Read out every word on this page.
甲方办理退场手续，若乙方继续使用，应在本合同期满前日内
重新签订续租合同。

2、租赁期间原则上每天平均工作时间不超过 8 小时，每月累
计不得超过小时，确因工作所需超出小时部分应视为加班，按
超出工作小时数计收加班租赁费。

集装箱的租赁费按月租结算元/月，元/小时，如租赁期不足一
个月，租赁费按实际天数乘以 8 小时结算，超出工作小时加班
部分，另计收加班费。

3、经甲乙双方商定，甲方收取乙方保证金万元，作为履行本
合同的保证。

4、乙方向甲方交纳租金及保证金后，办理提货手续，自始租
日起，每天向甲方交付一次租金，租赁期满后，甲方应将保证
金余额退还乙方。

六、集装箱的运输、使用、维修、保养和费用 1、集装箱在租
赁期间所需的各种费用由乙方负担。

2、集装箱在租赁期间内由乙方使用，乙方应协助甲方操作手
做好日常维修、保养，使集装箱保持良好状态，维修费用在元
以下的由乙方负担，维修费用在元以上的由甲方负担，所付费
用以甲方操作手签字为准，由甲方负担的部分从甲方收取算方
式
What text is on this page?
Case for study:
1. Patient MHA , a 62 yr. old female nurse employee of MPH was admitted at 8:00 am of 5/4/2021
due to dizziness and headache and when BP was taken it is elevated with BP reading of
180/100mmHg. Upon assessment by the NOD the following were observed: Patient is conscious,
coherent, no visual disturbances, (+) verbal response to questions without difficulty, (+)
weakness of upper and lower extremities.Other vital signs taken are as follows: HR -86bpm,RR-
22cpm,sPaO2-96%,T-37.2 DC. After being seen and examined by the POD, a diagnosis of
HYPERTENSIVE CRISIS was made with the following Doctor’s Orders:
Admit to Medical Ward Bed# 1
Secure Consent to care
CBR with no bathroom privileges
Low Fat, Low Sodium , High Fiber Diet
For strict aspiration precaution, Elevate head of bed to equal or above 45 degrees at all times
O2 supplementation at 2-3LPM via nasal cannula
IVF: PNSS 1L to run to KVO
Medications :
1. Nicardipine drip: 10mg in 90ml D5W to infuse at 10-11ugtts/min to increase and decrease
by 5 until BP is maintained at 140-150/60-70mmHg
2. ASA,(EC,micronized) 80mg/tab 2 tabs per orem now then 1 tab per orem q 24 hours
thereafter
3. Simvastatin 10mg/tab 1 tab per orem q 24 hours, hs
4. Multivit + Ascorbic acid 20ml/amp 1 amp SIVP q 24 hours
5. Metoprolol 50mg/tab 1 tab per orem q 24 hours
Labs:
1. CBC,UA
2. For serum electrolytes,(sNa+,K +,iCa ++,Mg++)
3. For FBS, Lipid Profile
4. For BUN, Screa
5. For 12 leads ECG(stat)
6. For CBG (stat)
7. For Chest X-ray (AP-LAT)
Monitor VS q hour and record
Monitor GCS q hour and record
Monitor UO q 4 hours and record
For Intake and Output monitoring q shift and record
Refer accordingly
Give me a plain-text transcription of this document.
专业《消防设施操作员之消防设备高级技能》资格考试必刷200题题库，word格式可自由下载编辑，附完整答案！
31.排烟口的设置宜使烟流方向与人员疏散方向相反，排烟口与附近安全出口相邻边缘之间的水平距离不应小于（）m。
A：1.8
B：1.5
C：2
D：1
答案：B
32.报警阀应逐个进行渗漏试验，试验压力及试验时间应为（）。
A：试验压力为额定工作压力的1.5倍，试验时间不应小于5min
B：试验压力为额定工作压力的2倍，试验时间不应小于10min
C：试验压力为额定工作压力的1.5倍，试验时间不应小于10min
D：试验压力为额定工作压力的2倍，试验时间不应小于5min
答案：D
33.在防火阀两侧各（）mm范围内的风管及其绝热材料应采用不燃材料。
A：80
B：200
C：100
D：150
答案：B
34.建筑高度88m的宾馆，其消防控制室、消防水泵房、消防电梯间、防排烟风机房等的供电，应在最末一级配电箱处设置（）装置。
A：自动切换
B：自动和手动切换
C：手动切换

● SHORT TASK: Which lines contain "page"? Show each of them.

● THE REPLY:
Read out every word on this page.
What text is on this page?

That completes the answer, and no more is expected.